Collected data entries

○ ○ ○ ○

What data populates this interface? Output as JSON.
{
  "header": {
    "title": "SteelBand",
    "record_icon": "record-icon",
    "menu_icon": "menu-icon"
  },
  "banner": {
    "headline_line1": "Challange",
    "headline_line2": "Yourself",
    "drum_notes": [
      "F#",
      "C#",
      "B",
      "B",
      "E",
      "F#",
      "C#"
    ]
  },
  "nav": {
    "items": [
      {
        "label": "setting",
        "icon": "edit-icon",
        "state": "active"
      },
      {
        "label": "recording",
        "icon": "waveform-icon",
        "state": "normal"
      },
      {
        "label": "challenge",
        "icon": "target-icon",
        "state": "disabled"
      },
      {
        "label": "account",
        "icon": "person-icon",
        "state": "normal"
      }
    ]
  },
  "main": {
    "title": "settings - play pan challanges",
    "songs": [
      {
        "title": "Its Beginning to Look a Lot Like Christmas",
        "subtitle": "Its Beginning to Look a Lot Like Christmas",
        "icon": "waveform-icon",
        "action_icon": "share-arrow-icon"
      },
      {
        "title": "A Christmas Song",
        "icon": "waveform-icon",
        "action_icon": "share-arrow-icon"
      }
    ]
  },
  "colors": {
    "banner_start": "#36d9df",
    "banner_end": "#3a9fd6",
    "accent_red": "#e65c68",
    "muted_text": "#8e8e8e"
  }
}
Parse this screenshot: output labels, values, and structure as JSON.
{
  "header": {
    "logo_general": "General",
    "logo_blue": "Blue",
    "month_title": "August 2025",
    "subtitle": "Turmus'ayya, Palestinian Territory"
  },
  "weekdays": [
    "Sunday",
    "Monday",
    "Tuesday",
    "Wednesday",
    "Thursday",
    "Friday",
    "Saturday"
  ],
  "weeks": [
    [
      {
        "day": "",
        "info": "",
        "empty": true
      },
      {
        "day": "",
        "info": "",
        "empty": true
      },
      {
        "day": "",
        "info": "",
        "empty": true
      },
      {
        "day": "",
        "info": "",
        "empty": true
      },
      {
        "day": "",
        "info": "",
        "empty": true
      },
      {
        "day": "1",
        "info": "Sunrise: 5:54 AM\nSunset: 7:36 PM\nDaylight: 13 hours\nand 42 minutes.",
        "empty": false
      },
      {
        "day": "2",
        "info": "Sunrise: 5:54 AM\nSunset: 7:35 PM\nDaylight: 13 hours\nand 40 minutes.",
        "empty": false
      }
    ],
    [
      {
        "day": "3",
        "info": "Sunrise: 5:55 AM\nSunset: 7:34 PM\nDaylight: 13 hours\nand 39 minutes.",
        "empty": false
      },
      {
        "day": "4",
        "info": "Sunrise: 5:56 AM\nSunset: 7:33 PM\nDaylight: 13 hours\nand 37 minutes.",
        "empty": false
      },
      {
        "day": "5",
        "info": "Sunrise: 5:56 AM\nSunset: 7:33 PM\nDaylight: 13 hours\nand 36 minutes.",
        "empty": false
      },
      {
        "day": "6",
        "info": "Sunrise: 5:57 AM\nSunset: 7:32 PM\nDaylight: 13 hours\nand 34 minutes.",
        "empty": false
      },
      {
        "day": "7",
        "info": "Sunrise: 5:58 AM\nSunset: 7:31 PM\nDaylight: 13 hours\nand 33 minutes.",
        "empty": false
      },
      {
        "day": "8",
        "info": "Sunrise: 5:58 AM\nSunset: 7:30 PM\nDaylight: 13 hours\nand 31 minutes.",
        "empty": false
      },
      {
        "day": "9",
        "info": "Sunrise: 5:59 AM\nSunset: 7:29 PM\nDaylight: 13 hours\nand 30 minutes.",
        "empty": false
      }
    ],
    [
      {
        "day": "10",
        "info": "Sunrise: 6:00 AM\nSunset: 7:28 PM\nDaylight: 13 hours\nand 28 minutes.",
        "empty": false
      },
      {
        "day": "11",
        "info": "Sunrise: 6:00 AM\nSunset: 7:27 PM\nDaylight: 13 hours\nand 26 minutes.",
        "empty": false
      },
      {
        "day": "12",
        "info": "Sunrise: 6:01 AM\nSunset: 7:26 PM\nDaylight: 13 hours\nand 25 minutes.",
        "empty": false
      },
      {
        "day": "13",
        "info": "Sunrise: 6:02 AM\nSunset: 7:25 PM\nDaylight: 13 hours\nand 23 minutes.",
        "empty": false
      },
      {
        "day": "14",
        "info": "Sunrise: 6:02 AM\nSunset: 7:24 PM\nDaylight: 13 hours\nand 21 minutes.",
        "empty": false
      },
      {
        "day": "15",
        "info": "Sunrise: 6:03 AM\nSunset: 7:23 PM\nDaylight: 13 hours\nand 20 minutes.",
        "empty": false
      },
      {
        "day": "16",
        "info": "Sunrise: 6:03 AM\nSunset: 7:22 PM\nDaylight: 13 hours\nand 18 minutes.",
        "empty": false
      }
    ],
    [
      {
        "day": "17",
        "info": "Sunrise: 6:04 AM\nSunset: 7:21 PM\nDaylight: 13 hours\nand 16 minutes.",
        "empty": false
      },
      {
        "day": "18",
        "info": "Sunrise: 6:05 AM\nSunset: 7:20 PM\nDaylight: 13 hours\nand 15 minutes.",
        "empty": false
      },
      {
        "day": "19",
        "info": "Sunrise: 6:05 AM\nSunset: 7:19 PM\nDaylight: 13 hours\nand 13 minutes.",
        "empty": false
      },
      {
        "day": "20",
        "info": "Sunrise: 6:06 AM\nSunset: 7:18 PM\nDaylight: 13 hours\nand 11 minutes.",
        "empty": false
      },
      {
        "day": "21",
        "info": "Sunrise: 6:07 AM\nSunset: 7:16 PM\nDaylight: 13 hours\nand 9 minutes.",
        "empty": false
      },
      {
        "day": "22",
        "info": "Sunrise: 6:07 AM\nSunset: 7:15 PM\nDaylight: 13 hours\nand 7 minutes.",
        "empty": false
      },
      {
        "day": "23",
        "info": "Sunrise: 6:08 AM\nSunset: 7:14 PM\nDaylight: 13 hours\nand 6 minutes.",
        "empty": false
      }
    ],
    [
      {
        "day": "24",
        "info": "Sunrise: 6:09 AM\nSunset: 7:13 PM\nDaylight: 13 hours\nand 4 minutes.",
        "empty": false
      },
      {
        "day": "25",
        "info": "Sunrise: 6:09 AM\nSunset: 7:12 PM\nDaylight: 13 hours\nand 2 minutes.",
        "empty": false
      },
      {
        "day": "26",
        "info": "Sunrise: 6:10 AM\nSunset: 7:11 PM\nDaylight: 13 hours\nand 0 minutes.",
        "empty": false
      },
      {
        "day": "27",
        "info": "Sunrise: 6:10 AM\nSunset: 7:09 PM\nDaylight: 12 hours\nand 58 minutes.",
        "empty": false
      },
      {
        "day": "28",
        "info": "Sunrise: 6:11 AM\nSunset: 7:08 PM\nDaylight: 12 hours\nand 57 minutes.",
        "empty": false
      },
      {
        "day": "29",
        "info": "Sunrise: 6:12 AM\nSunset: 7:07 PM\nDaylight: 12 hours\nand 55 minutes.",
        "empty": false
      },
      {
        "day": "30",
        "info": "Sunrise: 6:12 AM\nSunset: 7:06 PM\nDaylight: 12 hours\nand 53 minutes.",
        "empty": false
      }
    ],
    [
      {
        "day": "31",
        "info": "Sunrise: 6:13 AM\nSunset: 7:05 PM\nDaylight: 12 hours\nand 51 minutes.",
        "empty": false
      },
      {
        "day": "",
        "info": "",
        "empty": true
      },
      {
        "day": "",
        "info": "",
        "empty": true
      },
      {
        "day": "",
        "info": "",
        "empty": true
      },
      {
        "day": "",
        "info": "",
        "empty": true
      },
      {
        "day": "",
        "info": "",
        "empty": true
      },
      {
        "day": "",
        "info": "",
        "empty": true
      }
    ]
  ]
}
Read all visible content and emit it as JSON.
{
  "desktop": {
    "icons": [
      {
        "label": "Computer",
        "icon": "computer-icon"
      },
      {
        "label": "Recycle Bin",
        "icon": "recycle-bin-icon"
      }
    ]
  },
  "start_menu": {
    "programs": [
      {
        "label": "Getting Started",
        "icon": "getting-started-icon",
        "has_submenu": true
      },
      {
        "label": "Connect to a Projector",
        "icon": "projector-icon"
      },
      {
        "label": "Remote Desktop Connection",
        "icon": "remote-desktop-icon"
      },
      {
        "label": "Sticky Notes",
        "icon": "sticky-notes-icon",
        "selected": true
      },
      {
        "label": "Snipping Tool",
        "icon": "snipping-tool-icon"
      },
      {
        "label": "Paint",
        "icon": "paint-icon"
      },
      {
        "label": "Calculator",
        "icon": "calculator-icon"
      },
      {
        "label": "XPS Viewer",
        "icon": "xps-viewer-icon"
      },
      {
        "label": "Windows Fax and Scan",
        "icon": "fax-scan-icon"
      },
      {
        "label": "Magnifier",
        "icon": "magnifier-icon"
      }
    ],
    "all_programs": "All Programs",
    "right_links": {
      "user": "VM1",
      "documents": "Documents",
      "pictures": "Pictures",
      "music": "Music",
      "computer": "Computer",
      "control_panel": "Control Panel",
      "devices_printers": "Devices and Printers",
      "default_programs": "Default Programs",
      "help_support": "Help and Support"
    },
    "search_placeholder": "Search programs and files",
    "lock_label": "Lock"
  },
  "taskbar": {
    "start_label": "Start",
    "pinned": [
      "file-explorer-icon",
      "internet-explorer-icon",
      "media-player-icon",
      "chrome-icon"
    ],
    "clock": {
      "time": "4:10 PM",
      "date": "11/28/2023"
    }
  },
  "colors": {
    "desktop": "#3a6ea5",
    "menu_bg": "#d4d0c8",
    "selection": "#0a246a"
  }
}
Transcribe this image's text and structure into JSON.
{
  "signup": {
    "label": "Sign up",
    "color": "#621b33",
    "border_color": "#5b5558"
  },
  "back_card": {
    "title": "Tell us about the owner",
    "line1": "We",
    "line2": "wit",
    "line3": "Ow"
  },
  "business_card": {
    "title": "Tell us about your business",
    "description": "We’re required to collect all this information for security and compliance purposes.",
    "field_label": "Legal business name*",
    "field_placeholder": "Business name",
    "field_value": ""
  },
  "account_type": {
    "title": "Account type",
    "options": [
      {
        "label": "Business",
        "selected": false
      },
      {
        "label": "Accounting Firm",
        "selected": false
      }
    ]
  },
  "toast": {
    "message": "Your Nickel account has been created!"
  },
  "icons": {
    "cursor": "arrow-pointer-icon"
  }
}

○ ○ ○ ○

→ **What you will do**
Copy each line from the records above that includes the string "Tell".

→ **Output**
    "title": "Tell us about the owner",
    "title": "Tell us about your business",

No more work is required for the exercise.